WHAT THIS TASK INVOLVES: Report how many lines below contain the word "Fetch", and give only that number.
[begin DATA FOR THIS EXERCISE]
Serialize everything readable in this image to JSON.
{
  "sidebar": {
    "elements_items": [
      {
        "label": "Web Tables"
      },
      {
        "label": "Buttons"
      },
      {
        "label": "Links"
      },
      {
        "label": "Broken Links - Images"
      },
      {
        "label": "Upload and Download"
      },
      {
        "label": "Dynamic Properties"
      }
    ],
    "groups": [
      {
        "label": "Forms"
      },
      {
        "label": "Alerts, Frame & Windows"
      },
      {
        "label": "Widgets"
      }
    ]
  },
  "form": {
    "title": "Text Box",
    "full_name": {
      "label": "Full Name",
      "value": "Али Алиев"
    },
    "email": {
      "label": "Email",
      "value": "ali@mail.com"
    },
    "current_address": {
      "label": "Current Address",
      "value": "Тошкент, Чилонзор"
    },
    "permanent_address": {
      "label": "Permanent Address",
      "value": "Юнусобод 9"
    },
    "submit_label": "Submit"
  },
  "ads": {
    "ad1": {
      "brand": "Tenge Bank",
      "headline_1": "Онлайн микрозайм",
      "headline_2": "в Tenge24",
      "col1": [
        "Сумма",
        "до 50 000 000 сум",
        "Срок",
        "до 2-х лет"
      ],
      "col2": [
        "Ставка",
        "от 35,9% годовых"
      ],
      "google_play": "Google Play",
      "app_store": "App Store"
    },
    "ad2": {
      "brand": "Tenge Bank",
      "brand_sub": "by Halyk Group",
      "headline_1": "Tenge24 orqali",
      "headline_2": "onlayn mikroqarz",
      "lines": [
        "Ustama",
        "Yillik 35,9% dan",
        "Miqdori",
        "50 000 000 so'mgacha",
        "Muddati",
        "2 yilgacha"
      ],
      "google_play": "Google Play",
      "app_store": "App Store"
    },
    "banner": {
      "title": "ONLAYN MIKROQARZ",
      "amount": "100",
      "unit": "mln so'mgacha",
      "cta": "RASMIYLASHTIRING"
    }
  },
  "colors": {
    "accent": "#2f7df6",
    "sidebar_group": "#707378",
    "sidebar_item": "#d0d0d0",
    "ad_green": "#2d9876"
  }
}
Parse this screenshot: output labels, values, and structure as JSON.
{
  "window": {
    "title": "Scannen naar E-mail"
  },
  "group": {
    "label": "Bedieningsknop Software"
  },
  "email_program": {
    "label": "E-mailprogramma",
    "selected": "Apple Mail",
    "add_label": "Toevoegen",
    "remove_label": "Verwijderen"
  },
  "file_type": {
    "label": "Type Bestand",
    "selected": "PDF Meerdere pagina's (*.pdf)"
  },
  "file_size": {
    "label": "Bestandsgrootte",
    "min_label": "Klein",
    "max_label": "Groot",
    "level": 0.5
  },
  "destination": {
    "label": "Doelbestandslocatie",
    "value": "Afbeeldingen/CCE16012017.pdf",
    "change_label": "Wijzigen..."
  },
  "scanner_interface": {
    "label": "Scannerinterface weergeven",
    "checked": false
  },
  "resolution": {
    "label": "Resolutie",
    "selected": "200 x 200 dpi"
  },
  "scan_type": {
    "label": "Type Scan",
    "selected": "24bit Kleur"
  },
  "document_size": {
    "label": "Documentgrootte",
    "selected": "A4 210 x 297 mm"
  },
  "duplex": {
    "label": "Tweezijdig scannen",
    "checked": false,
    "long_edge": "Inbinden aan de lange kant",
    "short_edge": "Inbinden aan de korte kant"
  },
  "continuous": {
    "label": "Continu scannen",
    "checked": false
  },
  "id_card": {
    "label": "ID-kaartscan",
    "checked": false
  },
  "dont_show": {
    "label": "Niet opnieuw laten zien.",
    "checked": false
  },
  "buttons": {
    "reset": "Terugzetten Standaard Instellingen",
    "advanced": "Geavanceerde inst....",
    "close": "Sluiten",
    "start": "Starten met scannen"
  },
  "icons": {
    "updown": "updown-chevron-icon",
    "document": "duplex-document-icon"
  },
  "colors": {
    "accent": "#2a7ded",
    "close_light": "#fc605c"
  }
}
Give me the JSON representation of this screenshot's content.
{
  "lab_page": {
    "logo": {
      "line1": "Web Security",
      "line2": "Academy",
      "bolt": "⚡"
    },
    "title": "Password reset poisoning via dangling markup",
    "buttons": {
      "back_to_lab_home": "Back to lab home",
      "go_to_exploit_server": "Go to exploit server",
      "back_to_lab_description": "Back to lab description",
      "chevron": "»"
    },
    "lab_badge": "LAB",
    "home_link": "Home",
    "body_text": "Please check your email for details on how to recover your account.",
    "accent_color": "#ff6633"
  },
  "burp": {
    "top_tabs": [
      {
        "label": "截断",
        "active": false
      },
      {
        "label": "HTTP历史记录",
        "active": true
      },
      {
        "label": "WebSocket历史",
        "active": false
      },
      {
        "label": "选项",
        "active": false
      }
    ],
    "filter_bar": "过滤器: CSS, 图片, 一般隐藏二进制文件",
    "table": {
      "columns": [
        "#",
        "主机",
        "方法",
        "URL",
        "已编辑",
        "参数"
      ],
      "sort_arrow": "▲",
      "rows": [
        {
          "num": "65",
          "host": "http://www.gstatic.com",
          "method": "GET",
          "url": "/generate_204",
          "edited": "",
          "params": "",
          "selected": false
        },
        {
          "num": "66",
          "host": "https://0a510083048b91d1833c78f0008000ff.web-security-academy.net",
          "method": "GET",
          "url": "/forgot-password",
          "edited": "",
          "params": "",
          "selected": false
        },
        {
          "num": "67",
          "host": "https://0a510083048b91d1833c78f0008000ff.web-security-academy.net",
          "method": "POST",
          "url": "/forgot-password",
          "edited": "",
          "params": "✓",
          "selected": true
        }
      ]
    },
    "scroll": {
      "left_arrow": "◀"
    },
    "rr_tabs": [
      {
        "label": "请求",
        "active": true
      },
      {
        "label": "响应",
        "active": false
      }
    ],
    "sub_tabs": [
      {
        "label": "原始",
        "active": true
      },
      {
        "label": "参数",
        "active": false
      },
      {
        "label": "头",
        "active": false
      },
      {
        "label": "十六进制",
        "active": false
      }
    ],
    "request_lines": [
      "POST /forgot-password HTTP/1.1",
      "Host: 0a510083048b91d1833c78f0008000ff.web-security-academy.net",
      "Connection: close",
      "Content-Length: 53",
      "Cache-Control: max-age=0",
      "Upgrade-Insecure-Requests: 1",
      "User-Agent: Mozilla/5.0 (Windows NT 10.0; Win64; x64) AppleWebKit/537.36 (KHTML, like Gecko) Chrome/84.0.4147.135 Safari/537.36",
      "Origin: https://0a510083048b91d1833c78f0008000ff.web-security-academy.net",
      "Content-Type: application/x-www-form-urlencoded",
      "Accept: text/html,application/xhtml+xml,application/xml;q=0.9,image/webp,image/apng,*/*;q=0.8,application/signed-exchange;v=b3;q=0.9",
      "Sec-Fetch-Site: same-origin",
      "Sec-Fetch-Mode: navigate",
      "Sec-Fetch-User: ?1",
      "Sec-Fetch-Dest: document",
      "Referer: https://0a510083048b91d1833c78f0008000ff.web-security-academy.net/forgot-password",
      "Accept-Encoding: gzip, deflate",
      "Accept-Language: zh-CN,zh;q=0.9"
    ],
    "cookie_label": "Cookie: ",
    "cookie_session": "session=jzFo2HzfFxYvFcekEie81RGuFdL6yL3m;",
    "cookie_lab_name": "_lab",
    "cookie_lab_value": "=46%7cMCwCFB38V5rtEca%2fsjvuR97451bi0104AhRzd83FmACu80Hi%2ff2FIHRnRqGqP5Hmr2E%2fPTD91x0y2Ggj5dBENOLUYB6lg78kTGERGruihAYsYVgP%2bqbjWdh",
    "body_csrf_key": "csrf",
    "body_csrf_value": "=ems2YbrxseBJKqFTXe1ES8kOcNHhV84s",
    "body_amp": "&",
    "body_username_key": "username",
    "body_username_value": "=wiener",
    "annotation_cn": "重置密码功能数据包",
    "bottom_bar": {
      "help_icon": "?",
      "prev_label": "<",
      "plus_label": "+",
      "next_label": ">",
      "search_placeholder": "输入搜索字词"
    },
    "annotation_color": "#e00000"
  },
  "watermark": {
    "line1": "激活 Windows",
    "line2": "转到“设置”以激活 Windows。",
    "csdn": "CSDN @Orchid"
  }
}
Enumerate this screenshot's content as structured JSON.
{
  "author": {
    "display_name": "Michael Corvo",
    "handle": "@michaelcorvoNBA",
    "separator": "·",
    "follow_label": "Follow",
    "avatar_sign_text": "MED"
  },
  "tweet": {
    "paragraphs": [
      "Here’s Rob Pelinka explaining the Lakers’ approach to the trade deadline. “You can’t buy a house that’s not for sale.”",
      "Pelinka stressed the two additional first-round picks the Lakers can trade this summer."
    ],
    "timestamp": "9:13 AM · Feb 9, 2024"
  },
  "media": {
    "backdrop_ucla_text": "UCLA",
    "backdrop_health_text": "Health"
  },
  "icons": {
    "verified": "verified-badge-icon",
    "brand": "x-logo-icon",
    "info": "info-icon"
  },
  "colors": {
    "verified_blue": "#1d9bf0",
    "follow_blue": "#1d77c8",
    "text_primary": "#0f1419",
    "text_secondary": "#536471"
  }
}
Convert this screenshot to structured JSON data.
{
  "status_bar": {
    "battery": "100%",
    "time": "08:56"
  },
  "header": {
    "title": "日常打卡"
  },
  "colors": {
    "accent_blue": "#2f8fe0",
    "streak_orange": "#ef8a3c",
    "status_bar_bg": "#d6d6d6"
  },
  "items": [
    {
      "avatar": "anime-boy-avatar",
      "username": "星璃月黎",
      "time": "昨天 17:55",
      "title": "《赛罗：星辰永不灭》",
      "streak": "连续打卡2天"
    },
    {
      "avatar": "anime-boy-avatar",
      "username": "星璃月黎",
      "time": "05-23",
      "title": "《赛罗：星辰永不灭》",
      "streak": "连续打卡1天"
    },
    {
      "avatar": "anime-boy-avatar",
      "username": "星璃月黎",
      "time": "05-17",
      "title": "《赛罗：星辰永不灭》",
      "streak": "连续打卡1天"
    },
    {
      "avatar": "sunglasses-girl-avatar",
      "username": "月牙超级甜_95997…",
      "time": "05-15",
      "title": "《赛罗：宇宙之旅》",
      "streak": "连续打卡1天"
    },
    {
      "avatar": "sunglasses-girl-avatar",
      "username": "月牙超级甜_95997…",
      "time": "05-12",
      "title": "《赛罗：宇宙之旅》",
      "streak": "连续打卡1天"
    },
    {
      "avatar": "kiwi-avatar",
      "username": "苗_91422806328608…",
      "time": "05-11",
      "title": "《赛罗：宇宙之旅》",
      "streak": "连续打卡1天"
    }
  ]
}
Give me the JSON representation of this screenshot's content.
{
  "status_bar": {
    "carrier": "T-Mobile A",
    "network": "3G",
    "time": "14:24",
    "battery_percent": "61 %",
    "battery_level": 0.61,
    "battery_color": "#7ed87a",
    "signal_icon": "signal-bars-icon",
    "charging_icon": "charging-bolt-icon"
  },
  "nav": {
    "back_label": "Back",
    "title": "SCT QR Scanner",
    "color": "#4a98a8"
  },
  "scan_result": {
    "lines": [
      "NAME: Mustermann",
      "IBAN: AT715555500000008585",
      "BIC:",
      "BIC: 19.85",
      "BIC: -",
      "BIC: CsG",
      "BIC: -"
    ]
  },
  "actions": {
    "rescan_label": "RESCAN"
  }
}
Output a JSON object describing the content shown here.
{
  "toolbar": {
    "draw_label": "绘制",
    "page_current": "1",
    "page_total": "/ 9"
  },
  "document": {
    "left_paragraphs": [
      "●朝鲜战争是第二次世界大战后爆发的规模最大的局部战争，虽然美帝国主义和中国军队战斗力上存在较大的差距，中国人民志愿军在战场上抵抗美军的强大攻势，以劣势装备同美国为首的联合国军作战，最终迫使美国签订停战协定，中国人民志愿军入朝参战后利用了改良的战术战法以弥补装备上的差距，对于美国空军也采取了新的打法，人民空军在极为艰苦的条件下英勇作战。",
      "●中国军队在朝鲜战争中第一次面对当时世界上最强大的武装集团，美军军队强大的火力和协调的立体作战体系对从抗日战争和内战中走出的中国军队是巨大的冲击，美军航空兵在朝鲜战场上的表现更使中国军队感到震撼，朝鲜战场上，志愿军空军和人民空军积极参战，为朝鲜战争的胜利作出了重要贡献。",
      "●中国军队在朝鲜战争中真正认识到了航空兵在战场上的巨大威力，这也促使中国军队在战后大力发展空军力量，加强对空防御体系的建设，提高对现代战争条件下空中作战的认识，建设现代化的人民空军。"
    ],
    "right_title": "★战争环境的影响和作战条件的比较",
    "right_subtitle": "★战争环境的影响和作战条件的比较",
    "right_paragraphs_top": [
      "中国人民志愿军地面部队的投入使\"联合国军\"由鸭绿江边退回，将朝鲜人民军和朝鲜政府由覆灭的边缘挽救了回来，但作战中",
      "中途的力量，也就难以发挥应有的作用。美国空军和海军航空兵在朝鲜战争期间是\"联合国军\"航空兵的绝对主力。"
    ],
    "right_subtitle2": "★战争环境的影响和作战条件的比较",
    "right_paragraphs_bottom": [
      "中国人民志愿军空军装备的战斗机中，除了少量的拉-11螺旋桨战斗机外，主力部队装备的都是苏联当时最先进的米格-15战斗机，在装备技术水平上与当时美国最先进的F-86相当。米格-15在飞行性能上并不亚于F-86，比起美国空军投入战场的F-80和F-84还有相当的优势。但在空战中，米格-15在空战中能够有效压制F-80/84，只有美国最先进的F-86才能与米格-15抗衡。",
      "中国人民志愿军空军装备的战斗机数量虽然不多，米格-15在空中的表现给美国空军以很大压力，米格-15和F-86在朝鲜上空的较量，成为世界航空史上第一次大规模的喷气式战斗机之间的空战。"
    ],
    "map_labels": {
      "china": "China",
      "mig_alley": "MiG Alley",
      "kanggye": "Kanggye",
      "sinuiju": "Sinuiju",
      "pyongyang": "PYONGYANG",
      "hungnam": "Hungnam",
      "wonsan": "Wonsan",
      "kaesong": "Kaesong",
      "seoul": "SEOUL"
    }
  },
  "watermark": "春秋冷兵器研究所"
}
[end DATA FOR THIS EXERCISE]
COMPLETE RESPONSE: 4